* _Exercise objective_
Rewrite only the lines from the line with "data-label: 33 xyxy=(781,225,800,243)" up to and including the line with "y-axis-title: Centres (%) xyxy=(4,154,20,227)", replacing "portal films" with "portal images" and leaving everything else unchanged.

── Data section

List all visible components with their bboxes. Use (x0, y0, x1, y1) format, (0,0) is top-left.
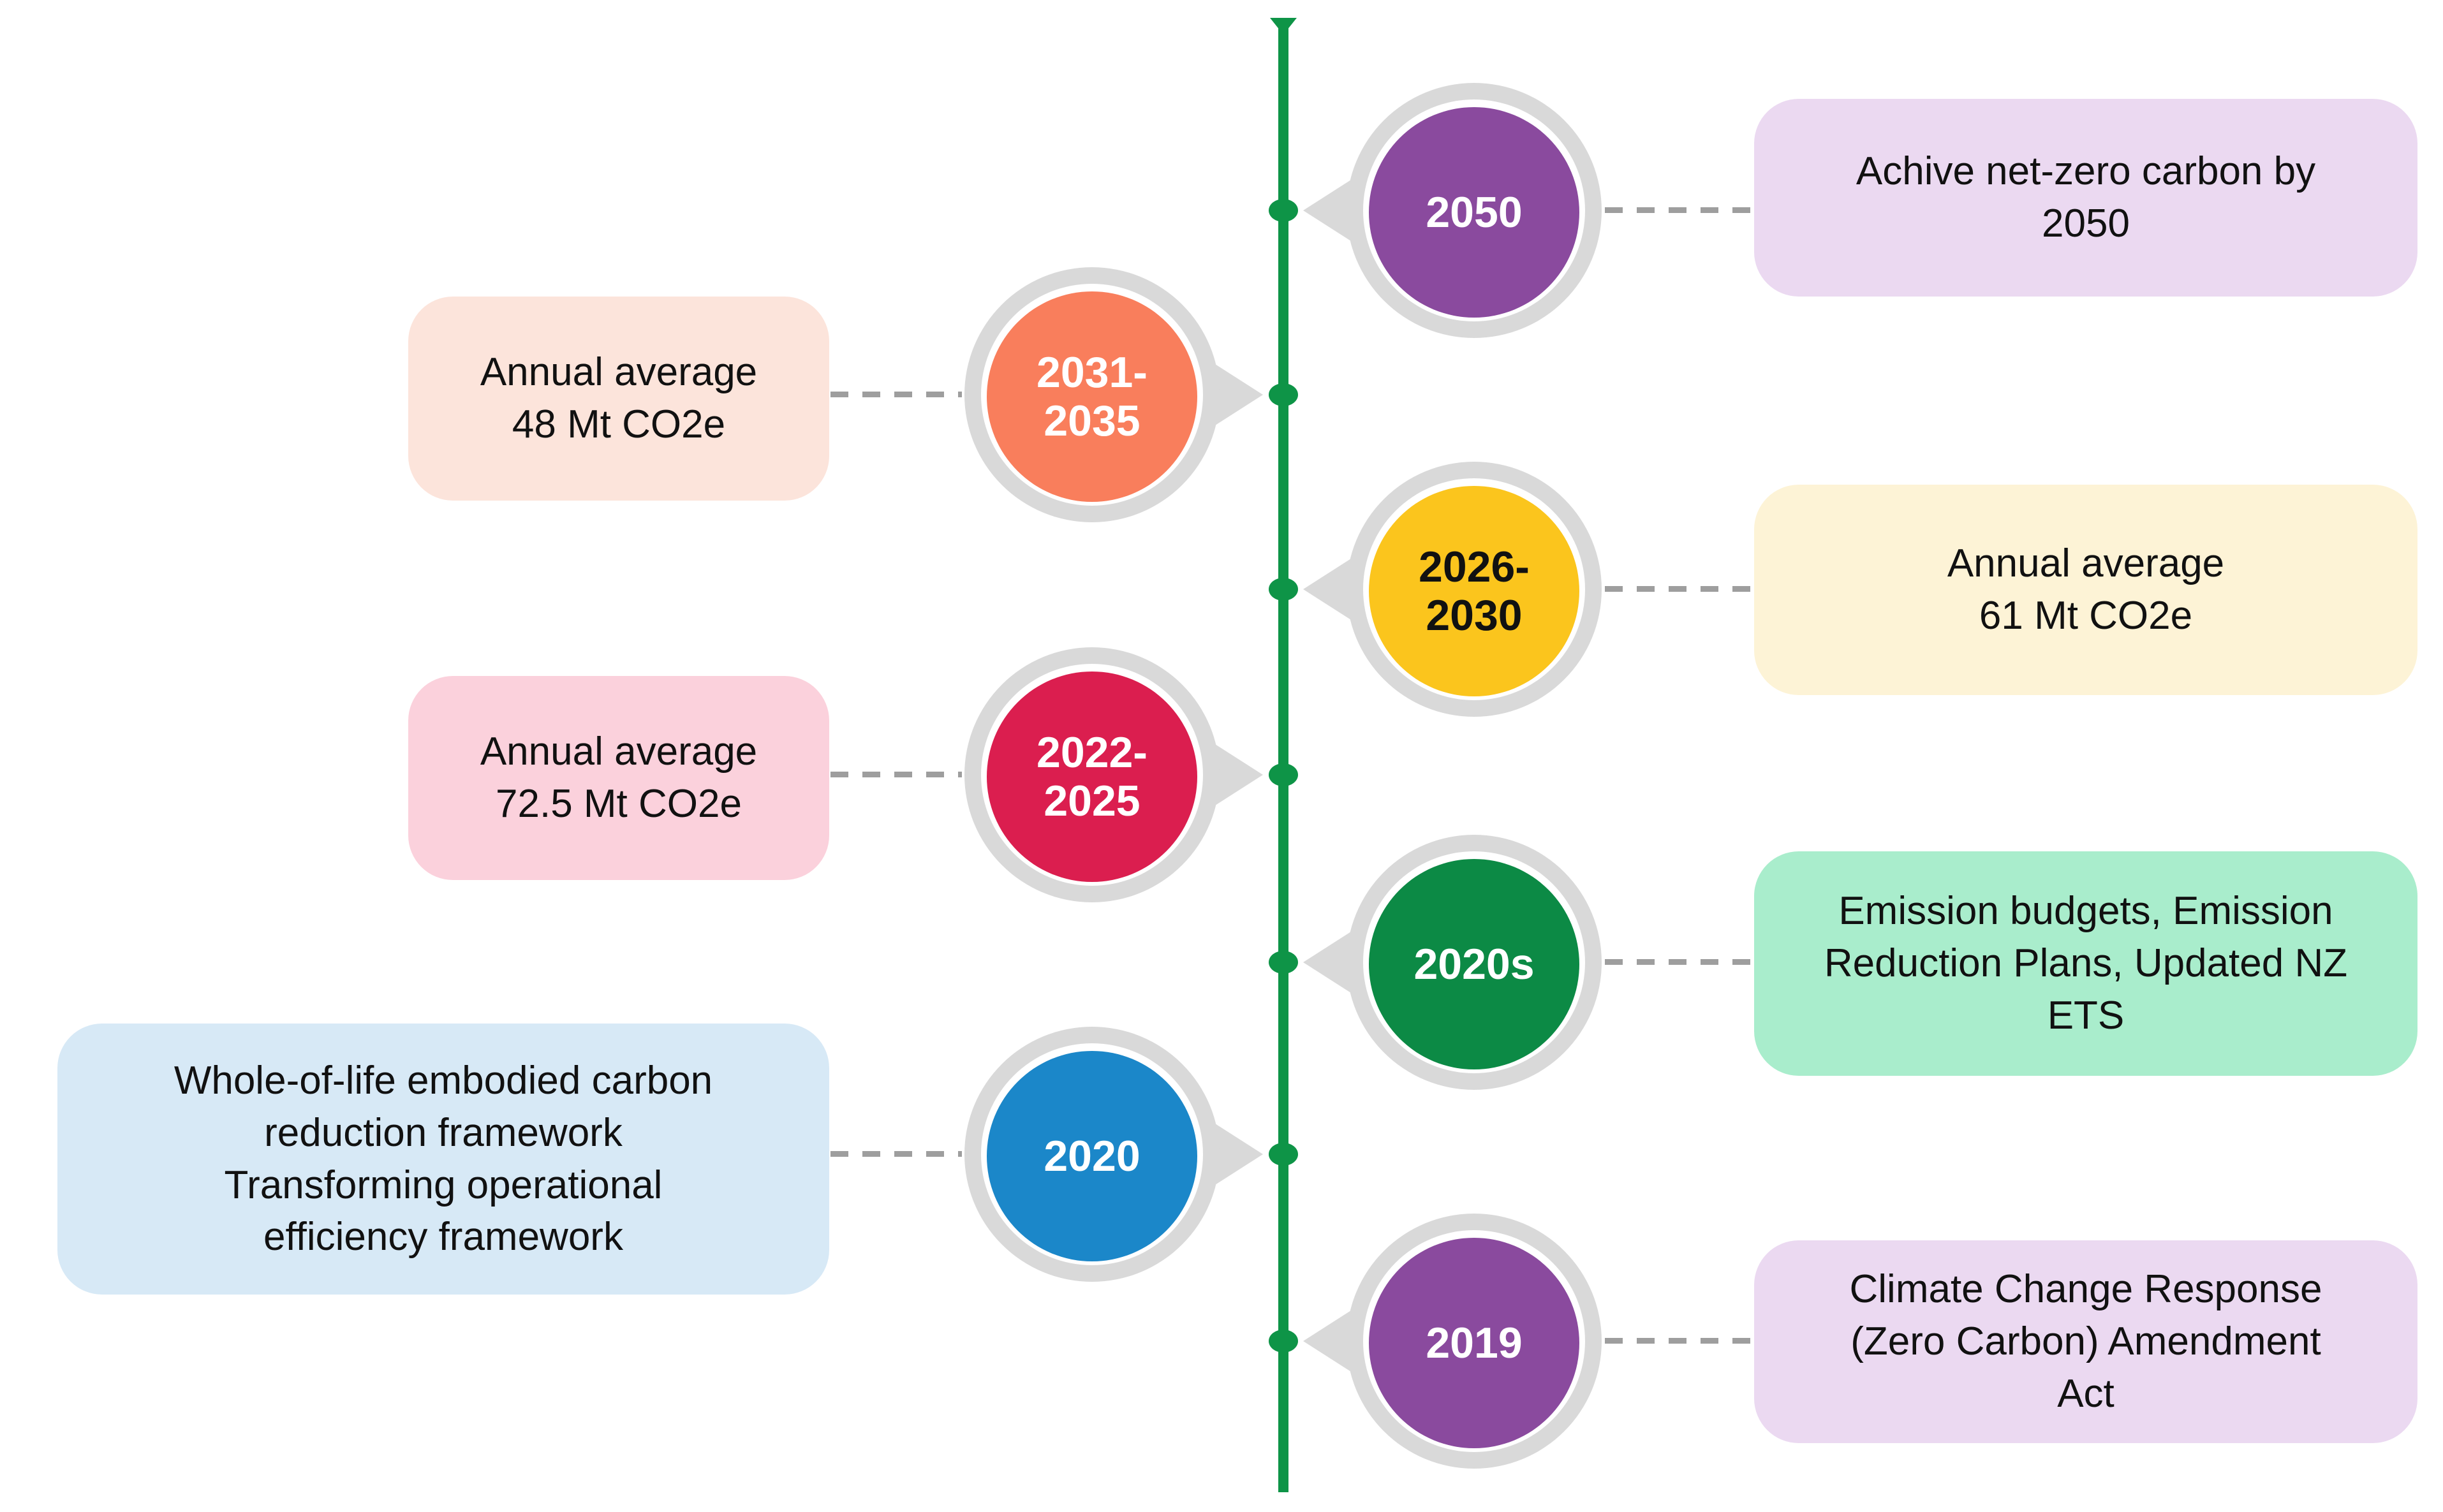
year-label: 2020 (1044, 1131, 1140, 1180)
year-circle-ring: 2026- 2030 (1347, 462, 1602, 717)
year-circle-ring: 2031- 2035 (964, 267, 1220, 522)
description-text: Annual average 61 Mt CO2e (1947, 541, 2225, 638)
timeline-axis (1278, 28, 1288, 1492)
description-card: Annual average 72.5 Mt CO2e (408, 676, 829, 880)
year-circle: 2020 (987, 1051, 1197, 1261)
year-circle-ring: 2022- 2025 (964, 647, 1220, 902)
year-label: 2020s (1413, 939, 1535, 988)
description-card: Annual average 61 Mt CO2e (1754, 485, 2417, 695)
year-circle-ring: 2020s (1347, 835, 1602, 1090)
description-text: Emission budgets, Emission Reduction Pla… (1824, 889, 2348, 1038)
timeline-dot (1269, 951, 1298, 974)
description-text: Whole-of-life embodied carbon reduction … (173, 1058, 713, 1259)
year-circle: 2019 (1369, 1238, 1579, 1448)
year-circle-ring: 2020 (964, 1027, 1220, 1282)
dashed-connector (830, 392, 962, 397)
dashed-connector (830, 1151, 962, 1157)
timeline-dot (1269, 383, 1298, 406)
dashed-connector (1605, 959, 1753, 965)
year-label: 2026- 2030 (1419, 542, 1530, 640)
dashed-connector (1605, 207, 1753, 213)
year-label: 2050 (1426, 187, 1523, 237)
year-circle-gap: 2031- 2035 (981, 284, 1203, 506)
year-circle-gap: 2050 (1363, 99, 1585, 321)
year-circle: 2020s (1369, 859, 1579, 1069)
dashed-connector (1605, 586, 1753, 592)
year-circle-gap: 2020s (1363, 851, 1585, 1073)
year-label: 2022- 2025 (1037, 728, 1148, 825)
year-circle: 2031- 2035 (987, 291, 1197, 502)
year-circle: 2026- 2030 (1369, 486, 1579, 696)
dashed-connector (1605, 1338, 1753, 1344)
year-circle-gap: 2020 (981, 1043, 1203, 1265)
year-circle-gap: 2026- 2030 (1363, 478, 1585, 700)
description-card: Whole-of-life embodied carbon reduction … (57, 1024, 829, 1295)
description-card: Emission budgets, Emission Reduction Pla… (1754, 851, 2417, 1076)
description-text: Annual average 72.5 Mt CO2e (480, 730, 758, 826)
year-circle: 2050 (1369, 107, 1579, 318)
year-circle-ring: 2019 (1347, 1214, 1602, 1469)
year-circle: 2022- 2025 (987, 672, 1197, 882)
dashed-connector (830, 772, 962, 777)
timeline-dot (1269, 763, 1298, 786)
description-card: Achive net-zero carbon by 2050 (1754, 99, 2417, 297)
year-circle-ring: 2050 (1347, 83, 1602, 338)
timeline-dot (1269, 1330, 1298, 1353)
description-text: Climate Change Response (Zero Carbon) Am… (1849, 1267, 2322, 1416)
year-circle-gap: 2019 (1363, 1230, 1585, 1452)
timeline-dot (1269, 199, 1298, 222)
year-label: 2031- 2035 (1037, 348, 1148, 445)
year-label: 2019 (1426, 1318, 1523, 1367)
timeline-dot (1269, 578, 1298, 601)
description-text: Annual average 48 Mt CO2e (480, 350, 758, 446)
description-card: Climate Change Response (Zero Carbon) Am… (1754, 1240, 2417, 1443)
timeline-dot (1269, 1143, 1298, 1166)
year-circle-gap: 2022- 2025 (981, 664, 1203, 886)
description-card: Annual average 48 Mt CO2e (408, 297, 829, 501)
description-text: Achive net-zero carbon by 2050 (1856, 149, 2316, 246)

────
── Data section

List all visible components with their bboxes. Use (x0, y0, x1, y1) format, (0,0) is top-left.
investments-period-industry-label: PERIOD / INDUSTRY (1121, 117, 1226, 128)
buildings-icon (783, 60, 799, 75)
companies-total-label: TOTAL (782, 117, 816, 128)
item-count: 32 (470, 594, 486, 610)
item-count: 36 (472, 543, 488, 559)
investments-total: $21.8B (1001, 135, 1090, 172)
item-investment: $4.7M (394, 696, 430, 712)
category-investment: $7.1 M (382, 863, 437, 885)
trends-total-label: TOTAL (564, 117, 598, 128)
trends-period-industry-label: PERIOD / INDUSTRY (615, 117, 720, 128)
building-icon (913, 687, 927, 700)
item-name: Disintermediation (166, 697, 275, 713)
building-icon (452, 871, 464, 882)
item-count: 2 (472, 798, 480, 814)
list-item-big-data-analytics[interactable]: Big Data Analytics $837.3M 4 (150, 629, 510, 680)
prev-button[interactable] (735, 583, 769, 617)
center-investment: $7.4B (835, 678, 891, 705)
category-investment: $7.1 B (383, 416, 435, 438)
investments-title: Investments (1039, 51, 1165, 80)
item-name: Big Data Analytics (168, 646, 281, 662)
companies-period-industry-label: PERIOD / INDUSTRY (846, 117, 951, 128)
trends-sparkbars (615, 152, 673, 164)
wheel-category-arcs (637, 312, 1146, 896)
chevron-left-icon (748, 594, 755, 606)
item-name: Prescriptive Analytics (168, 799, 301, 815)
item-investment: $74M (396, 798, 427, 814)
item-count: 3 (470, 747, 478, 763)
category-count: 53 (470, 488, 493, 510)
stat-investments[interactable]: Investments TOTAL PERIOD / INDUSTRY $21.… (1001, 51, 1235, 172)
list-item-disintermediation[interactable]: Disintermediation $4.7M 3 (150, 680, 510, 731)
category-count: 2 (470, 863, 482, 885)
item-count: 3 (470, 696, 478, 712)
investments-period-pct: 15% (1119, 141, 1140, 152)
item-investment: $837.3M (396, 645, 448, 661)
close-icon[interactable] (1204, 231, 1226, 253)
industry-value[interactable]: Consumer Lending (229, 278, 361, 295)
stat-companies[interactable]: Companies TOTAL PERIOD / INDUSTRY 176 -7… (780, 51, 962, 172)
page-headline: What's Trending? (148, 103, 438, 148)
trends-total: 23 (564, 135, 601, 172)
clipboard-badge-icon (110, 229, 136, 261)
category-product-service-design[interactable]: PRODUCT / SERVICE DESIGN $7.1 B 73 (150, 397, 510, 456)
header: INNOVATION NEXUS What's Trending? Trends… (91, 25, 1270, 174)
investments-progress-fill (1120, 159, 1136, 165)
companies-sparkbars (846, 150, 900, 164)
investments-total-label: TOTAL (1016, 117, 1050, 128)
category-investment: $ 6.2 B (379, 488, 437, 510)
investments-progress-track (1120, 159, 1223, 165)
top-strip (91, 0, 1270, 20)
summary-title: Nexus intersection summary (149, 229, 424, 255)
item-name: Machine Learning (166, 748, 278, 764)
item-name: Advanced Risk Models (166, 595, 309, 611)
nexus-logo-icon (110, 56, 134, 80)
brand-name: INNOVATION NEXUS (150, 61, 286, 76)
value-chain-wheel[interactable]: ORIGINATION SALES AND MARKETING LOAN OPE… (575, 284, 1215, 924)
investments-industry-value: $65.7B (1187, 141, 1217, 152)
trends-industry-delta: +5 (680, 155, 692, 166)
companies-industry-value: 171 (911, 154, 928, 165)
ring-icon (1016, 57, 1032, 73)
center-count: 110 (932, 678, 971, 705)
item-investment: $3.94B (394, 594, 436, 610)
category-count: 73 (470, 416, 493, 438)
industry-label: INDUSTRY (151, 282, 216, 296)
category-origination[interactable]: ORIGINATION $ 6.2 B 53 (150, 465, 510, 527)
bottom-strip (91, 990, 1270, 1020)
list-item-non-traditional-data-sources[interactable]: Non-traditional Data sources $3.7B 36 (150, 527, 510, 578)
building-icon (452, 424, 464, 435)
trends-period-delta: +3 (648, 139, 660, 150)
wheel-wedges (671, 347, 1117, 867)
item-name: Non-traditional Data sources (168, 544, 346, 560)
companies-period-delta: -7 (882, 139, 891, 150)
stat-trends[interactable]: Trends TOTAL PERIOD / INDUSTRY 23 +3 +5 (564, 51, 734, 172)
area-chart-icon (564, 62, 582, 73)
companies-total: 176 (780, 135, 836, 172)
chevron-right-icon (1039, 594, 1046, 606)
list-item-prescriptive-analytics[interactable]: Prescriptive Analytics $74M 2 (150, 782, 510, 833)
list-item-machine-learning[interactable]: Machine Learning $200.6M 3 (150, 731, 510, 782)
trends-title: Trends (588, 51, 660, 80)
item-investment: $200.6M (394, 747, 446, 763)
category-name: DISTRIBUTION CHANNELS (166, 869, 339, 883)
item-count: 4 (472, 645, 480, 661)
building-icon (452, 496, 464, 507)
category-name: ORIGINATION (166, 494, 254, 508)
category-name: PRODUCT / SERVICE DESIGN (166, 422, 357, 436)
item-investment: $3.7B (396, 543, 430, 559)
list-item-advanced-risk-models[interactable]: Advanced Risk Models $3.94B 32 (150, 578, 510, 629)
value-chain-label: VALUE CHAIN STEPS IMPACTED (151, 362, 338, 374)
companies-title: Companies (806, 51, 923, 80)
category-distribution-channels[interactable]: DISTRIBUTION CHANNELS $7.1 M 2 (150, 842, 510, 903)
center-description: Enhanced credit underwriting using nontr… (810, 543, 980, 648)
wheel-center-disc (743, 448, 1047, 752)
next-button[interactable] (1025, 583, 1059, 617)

────
── Data section

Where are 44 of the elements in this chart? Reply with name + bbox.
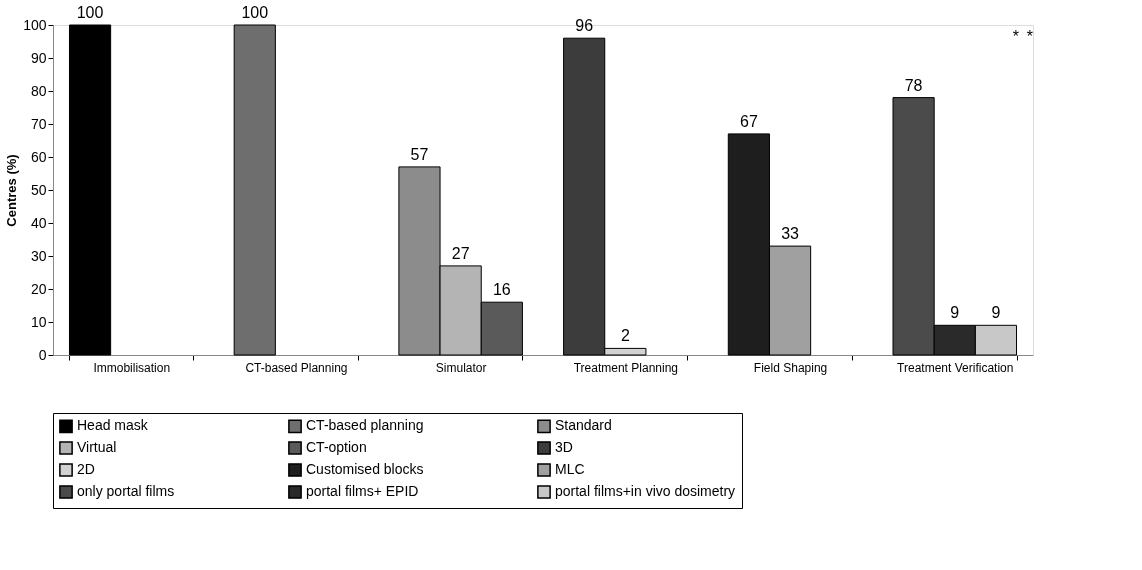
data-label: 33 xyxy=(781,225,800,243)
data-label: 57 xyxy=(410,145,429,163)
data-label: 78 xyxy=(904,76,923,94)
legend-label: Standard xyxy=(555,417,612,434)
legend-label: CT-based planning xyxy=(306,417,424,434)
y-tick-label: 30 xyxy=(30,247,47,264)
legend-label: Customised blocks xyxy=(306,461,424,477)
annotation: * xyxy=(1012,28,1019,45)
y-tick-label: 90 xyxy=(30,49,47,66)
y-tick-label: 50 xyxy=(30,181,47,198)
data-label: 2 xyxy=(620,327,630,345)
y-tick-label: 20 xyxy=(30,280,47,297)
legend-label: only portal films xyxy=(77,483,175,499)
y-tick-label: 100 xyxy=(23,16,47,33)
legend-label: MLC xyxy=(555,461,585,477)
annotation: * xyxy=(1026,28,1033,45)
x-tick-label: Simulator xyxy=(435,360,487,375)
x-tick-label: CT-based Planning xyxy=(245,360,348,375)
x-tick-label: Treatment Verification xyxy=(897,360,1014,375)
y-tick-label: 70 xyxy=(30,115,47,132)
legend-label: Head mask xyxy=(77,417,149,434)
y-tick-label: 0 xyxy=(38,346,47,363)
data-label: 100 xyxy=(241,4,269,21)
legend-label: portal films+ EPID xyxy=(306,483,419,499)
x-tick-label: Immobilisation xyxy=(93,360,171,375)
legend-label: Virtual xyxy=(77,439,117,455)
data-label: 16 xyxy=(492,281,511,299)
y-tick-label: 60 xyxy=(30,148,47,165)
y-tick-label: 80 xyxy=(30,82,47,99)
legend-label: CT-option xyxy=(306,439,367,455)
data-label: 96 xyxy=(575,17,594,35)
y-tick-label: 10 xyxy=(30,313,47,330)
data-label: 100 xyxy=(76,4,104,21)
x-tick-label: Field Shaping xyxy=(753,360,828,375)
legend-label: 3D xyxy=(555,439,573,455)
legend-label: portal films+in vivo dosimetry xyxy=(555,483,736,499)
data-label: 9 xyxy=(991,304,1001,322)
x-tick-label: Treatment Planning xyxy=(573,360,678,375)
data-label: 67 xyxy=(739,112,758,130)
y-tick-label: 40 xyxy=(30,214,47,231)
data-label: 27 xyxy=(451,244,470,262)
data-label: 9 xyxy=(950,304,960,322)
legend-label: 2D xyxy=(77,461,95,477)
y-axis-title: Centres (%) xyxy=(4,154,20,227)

────

* _Output of the exercise_
data-label: 33 xyxy=(781,225,800,243)
data-label: 57 xyxy=(410,145,429,163)
data-label: 78 xyxy=(904,76,923,94)
legend-label: Standard xyxy=(555,417,612,434)
legend-label: CT-based planning xyxy=(306,417,424,434)
y-tick-label: 30 xyxy=(30,247,47,264)
legend-label: Customised blocks xyxy=(306,461,424,477)
annotation: * xyxy=(1012,28,1019,45)
y-tick-label: 90 xyxy=(30,49,47,66)
y-tick-label: 50 xyxy=(30,181,47,198)
data-label: 2 xyxy=(620,327,630,345)
y-tick-label: 20 xyxy=(30,280,47,297)
legend-label: only portal images xyxy=(77,483,175,499)
y-tick-label: 100 xyxy=(23,16,47,33)
legend-label: MLC xyxy=(555,461,585,477)
annotation: * xyxy=(1026,28,1033,45)
x-tick-label: Simulator xyxy=(435,360,487,375)
x-tick-label: CT-based Planning xyxy=(245,360,348,375)
x-tick-label: Treatment Verification xyxy=(897,360,1014,375)
y-tick-label: 70 xyxy=(30,115,47,132)
legend-label: Head mask xyxy=(77,417,149,434)
y-tick-label: 0 xyxy=(38,346,47,363)
data-label: 100 xyxy=(241,4,269,21)
legend-label: portal images+ EPID xyxy=(306,483,419,499)
x-tick-label: Immobilisation xyxy=(93,360,171,375)
legend-label: Virtual xyxy=(77,439,117,455)
data-label: 16 xyxy=(492,281,511,299)
y-tick-label: 60 xyxy=(30,148,47,165)
y-tick-label: 80 xyxy=(30,82,47,99)
legend-label: CT-option xyxy=(306,439,367,455)
data-label: 96 xyxy=(575,17,594,35)
y-tick-label: 10 xyxy=(30,313,47,330)
data-label: 100 xyxy=(76,4,104,21)
x-tick-label: Field Shaping xyxy=(753,360,828,375)
legend-label: 3D xyxy=(555,439,573,455)
legend-label: portal images+in vivo dosimetry xyxy=(555,483,736,499)
data-label: 9 xyxy=(991,304,1001,322)
x-tick-label: Treatment Planning xyxy=(573,360,678,375)
data-label: 67 xyxy=(739,112,758,130)
y-tick-label: 40 xyxy=(30,214,47,231)
data-label: 27 xyxy=(451,244,470,262)
data-label: 9 xyxy=(950,304,960,322)
legend-label: 2D xyxy=(77,461,95,477)
y-axis-title: Centres (%) xyxy=(4,154,20,227)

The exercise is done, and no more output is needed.